All entries below need to be written out exactly, but without their pictures.

(Stored records)
────────────────────────────────────────
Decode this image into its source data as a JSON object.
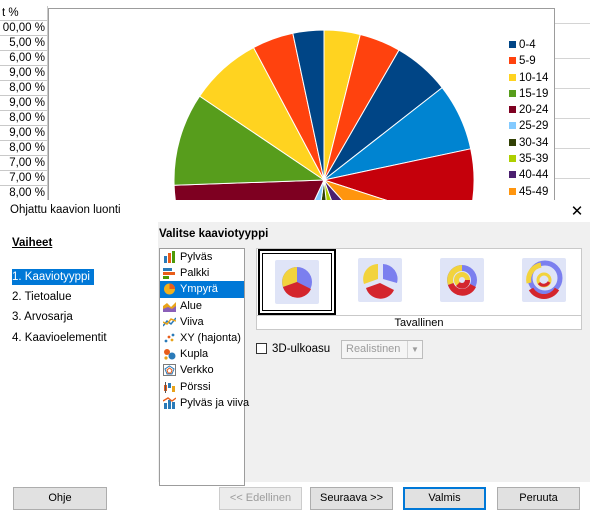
{
  "spreadsheet": {
    "cells": [
      "t %",
      "00,00 %",
      "5,00 %",
      "6,00 %",
      "9,00 %",
      "8,00 %",
      "9,00 %",
      "8,00 %",
      "9,00 %",
      "8,00 %",
      "7,00 %",
      "7,00 %",
      "8,00 %"
    ]
  },
  "chart_data": {
    "type": "pie",
    "categories": [
      "0-4",
      "5-9",
      "10-14",
      "15-19",
      "20-24",
      "25-29",
      "30-34",
      "35-39",
      "40-44",
      "45-49"
    ],
    "legend_position": "right",
    "colors": [
      "#004586",
      "#ff420e",
      "#ffd320",
      "#579d1c",
      "#7e0021",
      "#83caff",
      "#314004",
      "#aecf00",
      "#4b1f6f",
      "#ff950e",
      "#c5000b",
      "#0084d1"
    ],
    "visible_slices_clockwise_from_top": [
      "#ffd320",
      "#ff420e",
      "#004586",
      "#0084d1",
      "#c5000b",
      "#ff950e",
      "#4b1f6f",
      "#aecf00",
      "#314004",
      "#83caff",
      "#7e0021",
      "#579d1c",
      "#ffd320",
      "#ff420e",
      "#004586"
    ]
  },
  "dialog": {
    "title": "Ohjattu kaavion luonti",
    "close_icon": "close-icon",
    "steps_heading": "Vaiheet",
    "steps": [
      "1. Kaaviotyyppi",
      "2. Tietoalue",
      "3. Arvosarja",
      "4. Kaavioelementit"
    ],
    "active_step": 0,
    "chart_type_heading": "Valitse kaaviotyyppi",
    "chart_types": [
      {
        "label": "Pylväs",
        "icon": "bar-chart-icon"
      },
      {
        "label": "Palkki",
        "icon": "horizontal-bar-icon"
      },
      {
        "label": "Ympyrä",
        "icon": "pie-chart-icon"
      },
      {
        "label": "Alue",
        "icon": "area-chart-icon"
      },
      {
        "label": "Viiva",
        "icon": "line-chart-icon"
      },
      {
        "label": "XY (hajonta)",
        "icon": "scatter-chart-icon"
      },
      {
        "label": "Kupla",
        "icon": "bubble-chart-icon"
      },
      {
        "label": "Verkko",
        "icon": "net-chart-icon"
      },
      {
        "label": "Pörssi",
        "icon": "stock-chart-icon"
      },
      {
        "label": "Pylväs ja viiva",
        "icon": "column-line-chart-icon"
      }
    ],
    "selected_chart_type": 2,
    "variants": [
      "normal-pie-icon",
      "exploded-pie-icon",
      "donut-icon",
      "exploded-donut-icon"
    ],
    "selected_variant": 0,
    "variant_label": "Tavallinen",
    "option_3d_label": "3D-ulkoasu",
    "option_3d_checked": false,
    "option_3d_select_value": "Realistinen",
    "buttons": {
      "help": "Ohje",
      "back": "<< Edellinen",
      "next": "Seuraava >>",
      "finish": "Valmis",
      "cancel": "Peruuta"
    }
  }
}
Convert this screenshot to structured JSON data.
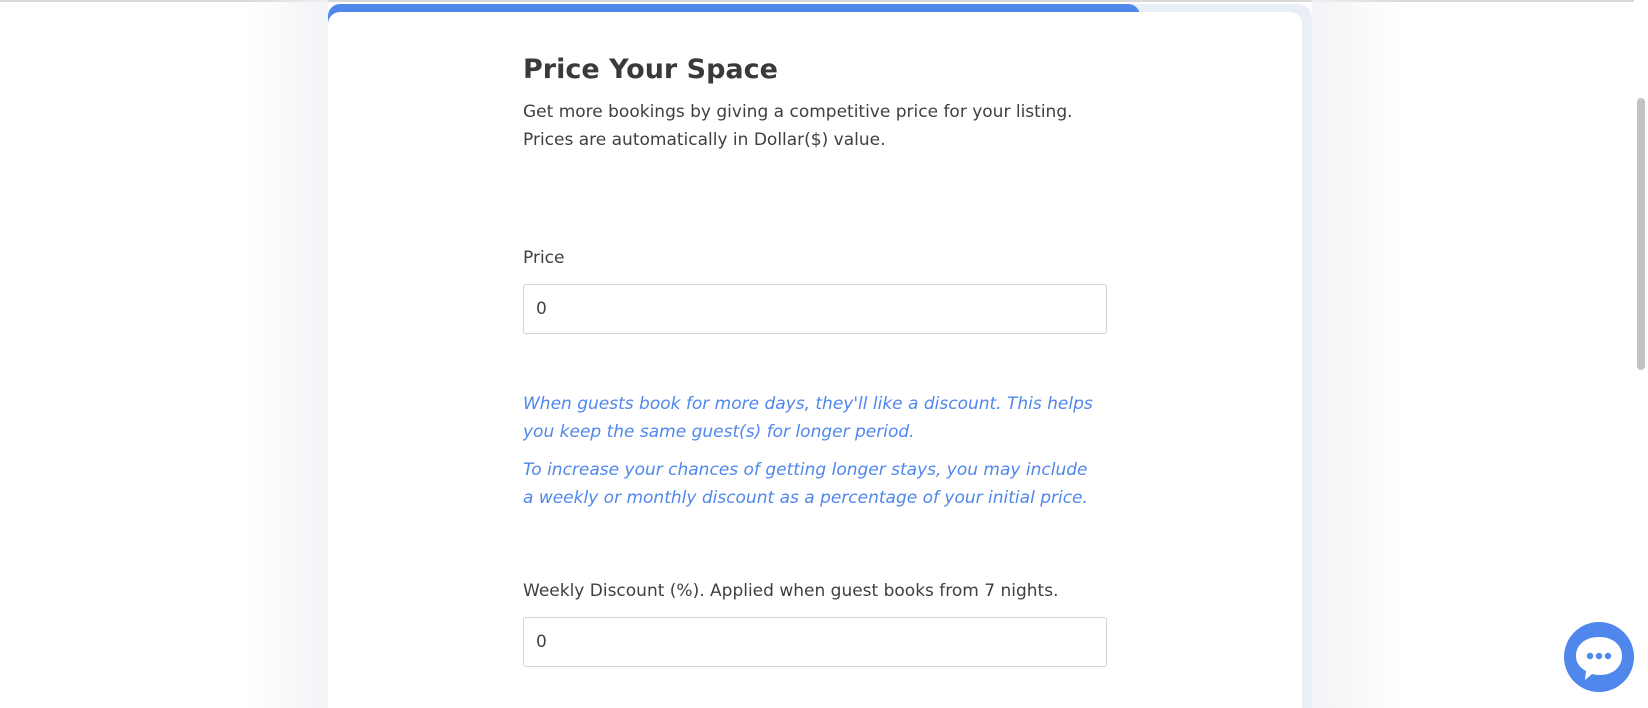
{
  "page": {
    "title": "Price Your Space",
    "subtitle_lines": [
      "Get more bookings by giving a competitive price for your listing.",
      "Prices are automatically in Dollar($) value."
    ]
  },
  "progress": {
    "fraction": 0.82
  },
  "price": {
    "label": "Price",
    "value": "0"
  },
  "hints": {
    "discount_intro": [
      "When guests book for more days, they'll like a discount. This helps",
      "you keep the same guest(s) for longer period."
    ],
    "discount_tip": [
      "To increase your chances of getting longer stays, you may include",
      "a weekly or monthly discount as a percentage of your initial price."
    ]
  },
  "weekly_discount": {
    "label": "Weekly Discount (%). Applied when guest books from 7 nights.",
    "value": "0"
  },
  "chat": {
    "icon": "chat-bubble-icon"
  },
  "colors": {
    "accent": "#4f87ec",
    "text": "#3f3f3f",
    "card_back": "#e9eef7"
  }
}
────────────────────────────────────────
▶ **ANSWER IN FULL**:
Decode this image into its source data as a JSON object.
{
  "spreadsheet": {
    "cells": [
      "t %",
      "00,00 %",
      "5,00 %",
      "6,00 %",
      "9,00 %",
      "8,00 %",
      "9,00 %",
      "8,00 %",
      "9,00 %",
      "8,00 %",
      "7,00 %",
      "7,00 %",
      "8,00 %"
    ]
  },
  "chart_data": {
    "type": "pie",
    "categories": [
      "0-4",
      "5-9",
      "10-14",
      "15-19",
      "20-24",
      "25-29",
      "30-34",
      "35-39",
      "40-44",
      "45-49"
    ],
    "legend_position": "right",
    "colors": [
      "#004586",
      "#ff420e",
      "#ffd320",
      "#579d1c",
      "#7e0021",
      "#83caff",
      "#314004",
      "#aecf00",
      "#4b1f6f",
      "#ff950e",
      "#c5000b",
      "#0084d1"
    ],
    "visible_slices_clockwise_from_top": [
      "#ffd320",
      "#ff420e",
      "#004586",
      "#0084d1",
      "#c5000b",
      "#ff950e",
      "#4b1f6f",
      "#aecf00",
      "#314004",
      "#83caff",
      "#7e0021",
      "#579d1c",
      "#ffd320",
      "#ff420e",
      "#004586"
    ]
  },
  "dialog": {
    "title": "Ohjattu kaavion luonti",
    "close_icon": "close-icon",
    "steps_heading": "Vaiheet",
    "steps": [
      "1. Kaaviotyyppi",
      "2. Tietoalue",
      "3. Arvosarja",
      "4. Kaavioelementit"
    ],
    "active_step": 0,
    "chart_type_heading": "Valitse kaaviotyyppi",
    "chart_types": [
      {
        "label": "Pylväs",
        "icon": "bar-chart-icon"
      },
      {
        "label": "Palkki",
        "icon": "horizontal-bar-icon"
      },
      {
        "label": "Ympyrä",
        "icon": "pie-chart-icon"
      },
      {
        "label": "Alue",
        "icon": "area-chart-icon"
      },
      {
        "label": "Viiva",
        "icon": "line-chart-icon"
      },
      {
        "label": "XY (hajonta)",
        "icon": "scatter-chart-icon"
      },
      {
        "label": "Kupla",
        "icon": "bubble-chart-icon"
      },
      {
        "label": "Verkko",
        "icon": "net-chart-icon"
      },
      {
        "label": "Pörssi",
        "icon": "stock-chart-icon"
      },
      {
        "label": "Pylväs ja viiva",
        "icon": "column-line-chart-icon"
      }
    ],
    "selected_chart_type": 2,
    "variants": [
      "normal-pie-icon",
      "exploded-pie-icon",
      "donut-icon",
      "exploded-donut-icon"
    ],
    "selected_variant": 0,
    "variant_label": "Tavallinen",
    "option_3d_label": "3D-ulkoasu",
    "option_3d_checked": false,
    "option_3d_select_value": "Realistinen",
    "buttons": {
      "help": "Ohje",
      "back": "<< Edellinen",
      "next": "Seuraava >>",
      "finish": "Valmis",
      "cancel": "Peruuta"
    }
  }
}
Convert this screenshot to structured JSON data.
{
  "page": {
    "title": "Price Your Space",
    "subtitle_lines": [
      "Get more bookings by giving a competitive price for your listing.",
      "Prices are automatically in Dollar($) value."
    ]
  },
  "progress": {
    "fraction": 0.82
  },
  "price": {
    "label": "Price",
    "value": "0"
  },
  "hints": {
    "discount_intro": [
      "When guests book for more days, they'll like a discount. This helps",
      "you keep the same guest(s) for longer period."
    ],
    "discount_tip": [
      "To increase your chances of getting longer stays, you may include",
      "a weekly or monthly discount as a percentage of your initial price."
    ]
  },
  "weekly_discount": {
    "label": "Weekly Discount (%). Applied when guest books from 7 nights.",
    "value": "0"
  },
  "chat": {
    "icon": "chat-bubble-icon"
  },
  "colors": {
    "accent": "#4f87ec",
    "text": "#3f3f3f",
    "card_back": "#e9eef7"
  }
}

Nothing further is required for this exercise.